Copy out every line exactly, passing over the pictures.
-------
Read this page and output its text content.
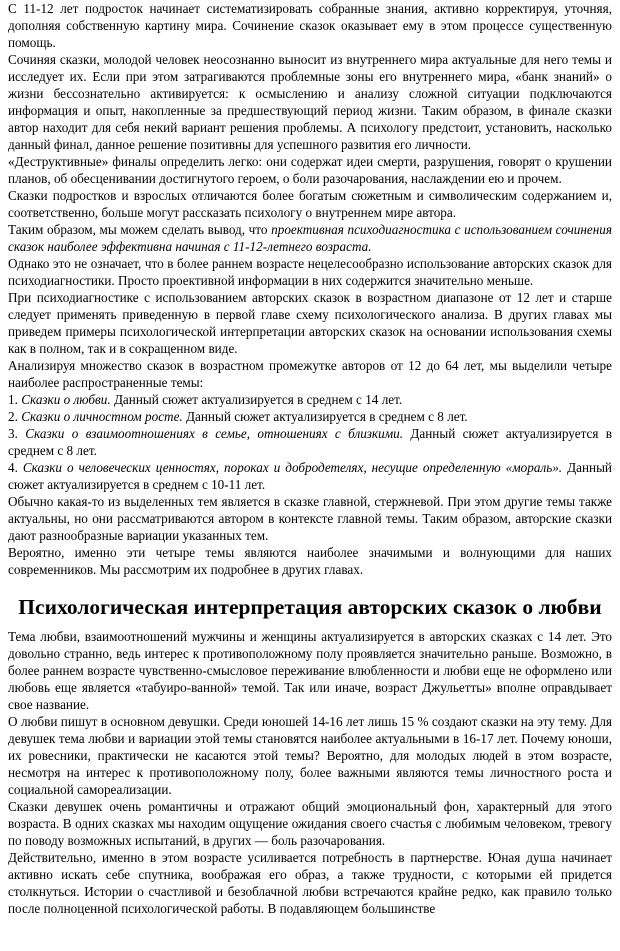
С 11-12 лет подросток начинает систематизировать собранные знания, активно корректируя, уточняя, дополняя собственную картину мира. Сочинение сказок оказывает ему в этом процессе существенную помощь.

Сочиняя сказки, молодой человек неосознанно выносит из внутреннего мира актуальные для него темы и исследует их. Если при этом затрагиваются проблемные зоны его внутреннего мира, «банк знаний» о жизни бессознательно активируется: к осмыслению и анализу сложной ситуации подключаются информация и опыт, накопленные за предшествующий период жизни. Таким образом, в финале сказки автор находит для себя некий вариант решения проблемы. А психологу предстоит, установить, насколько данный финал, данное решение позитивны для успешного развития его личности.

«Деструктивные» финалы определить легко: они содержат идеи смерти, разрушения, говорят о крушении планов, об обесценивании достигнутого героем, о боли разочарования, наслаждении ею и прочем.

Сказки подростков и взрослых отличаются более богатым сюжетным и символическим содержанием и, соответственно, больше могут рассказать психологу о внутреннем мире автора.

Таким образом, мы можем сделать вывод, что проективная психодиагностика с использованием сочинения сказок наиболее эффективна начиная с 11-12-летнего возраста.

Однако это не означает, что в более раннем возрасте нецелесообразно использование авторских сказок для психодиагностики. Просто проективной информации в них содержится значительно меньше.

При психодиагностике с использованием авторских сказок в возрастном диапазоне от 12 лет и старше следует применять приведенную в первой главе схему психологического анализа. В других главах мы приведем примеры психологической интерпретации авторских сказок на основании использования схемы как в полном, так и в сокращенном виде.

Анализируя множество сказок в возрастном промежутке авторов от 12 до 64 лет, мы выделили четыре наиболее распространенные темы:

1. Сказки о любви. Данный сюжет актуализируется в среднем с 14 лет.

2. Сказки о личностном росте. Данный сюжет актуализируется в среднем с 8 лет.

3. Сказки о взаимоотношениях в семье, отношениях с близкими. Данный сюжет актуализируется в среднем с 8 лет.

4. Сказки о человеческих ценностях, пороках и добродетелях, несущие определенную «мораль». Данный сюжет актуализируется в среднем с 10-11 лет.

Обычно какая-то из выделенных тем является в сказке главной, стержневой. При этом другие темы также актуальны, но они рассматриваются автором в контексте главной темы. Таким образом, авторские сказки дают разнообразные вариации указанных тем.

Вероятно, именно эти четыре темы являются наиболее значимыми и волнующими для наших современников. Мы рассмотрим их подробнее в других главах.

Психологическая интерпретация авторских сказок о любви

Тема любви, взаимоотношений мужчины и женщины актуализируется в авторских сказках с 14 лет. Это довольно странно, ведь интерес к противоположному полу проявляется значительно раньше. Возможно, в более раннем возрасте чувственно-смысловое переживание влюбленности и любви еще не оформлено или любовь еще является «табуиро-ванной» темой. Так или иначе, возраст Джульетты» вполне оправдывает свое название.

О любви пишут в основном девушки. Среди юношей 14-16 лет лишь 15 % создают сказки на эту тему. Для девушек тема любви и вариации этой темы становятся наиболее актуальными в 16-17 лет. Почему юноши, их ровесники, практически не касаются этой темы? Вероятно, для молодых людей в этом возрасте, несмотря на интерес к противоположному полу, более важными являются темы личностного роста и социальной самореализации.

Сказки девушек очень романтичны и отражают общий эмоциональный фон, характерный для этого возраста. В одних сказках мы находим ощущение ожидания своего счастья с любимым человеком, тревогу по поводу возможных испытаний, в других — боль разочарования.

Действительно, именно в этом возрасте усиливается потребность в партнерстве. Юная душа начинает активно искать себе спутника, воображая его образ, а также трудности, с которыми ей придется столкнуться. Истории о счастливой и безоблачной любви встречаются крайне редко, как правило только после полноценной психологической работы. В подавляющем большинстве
-------
• Exercise output:
Read this page and output its text content.
С 11-12 лет подросток начинает систематизировать собранные знания, активно корректируя, уточняя, дополняя собственную картину мира. Сочинение сказок оказывает ему в этом процессе существенную помощь.

Сочиняя сказки, молодой человек неосознанно выносит из внутреннего мира актуальные для него темы и исследует их. Если при этом затрагиваются проблемные зоны его внутреннего мира, «банк знаний» о жизни бессознательно активируется: к осмыслению и анализу сложной ситуации подключаются информация и опыт, накопленные за предшествующий период жизни. Таким образом, в финале сказки автор находит для себя некий вариант решения проблемы. А психологу предстоит, установить, насколько данный финал, данное решение позитивны для успешного развития его личности.

«Деструктивные» финалы определить легко: они содержат идеи смерти, разрушения, говорят о крушении планов, об обесценивании достигнутого героем, о боли разочарования, наслаждении ею и прочем.

Сказки подростков и взрослых отличаются более богатым сюжетным и символическим содержанием и, соответственно, больше могут рассказать психологу о внутреннем мире автора.

Таким образом, мы можем сделать вывод, что проективная психодиагностика с использованием сочинения сказок наиболее эффективна начиная с 11-12-летнего возраста.

Однако это не означает, что в более раннем возрасте нецелесообразно использование авторских сказок для психодиагностики. Просто проективной информации в них содержится значительно меньше.

При психодиагностике с использованием авторских сказок в возрастном диапазоне от 12 лет и старше следует применять приведенную в первой главе схему психологического анализа. В других главах мы приведем примеры психологической интерпретации авторских сказок на основании использования схемы как в полном, так и в сокращенном виде.

Анализируя множество сказок в возрастном промежутке авторов от 12 до 64 лет, мы выделили четыре наиболее распространенные темы:

1. Сказки о любви. Данный сюжет актуализируется в среднем с 14 лет.

2. Сказки о личностном росте. Данный сюжет актуализируется в среднем с 8 лет.

3. Сказки о взаимоотношениях в семье, отношениях с близкими. Данный сюжет актуализируется в среднем с 8 лет.

4. Сказки о человеческих ценностях, пороках и добродетелях, несущие определенную «мораль». Данный сюжет актуализируется в среднем с 10-11 лет.

Обычно какая-то из выделенных тем является в сказке главной, стержневой. При этом другие темы также актуальны, но они рассматриваются автором в контексте главной темы. Таким образом, авторские сказки дают разнообразные вариации указанных тем.

Вероятно, именно эти четыре темы являются наиболее значимыми и волнующими для наших современников. Мы рассмотрим их подробнее в других главах.

Психологическая интерпретация авторских сказок о любви

Тема любви, взаимоотношений мужчины и женщины актуализируется в авторских сказках с 14 лет. Это довольно странно, ведь интерес к противоположному полу проявляется значительно раньше. Возможно, в более раннем возрасте чувственно-смысловое переживание влюбленности и любви еще не оформлено или любовь еще является «табуиро-ванной» темой. Так или иначе, возраст Джульетты» вполне оправдывает свое название.

О любви пишут в основном девушки. Среди юношей 14-16 лет лишь 15 % создают сказки на эту тему. Для девушек тема любви и вариации этой темы становятся наиболее актуальными в 16-17 лет. Почему юноши, их ровесники, практически не касаются этой темы? Вероятно, для молодых людей в этом возрасте, несмотря на интерес к противоположному полу, более важными являются темы личностного роста и социальной самореализации.

Сказки девушек очень романтичны и отражают общий эмоциональный фон, характерный для этого возраста. В одних сказках мы находим ощущение ожидания своего счастья с любимым человеком, тревогу по поводу возможных испытаний, в других — боль разочарования.

Действительно, именно в этом возрасте усиливается потребность в партнерстве. Юная душа начинает активно искать себе спутника, воображая его образ, а также трудности, с которыми ей придется столкнуться. Истории о счастливой и безоблачной любви встречаются крайне редко, как правило только после полноценной психологической работы. В подавляющем большинстве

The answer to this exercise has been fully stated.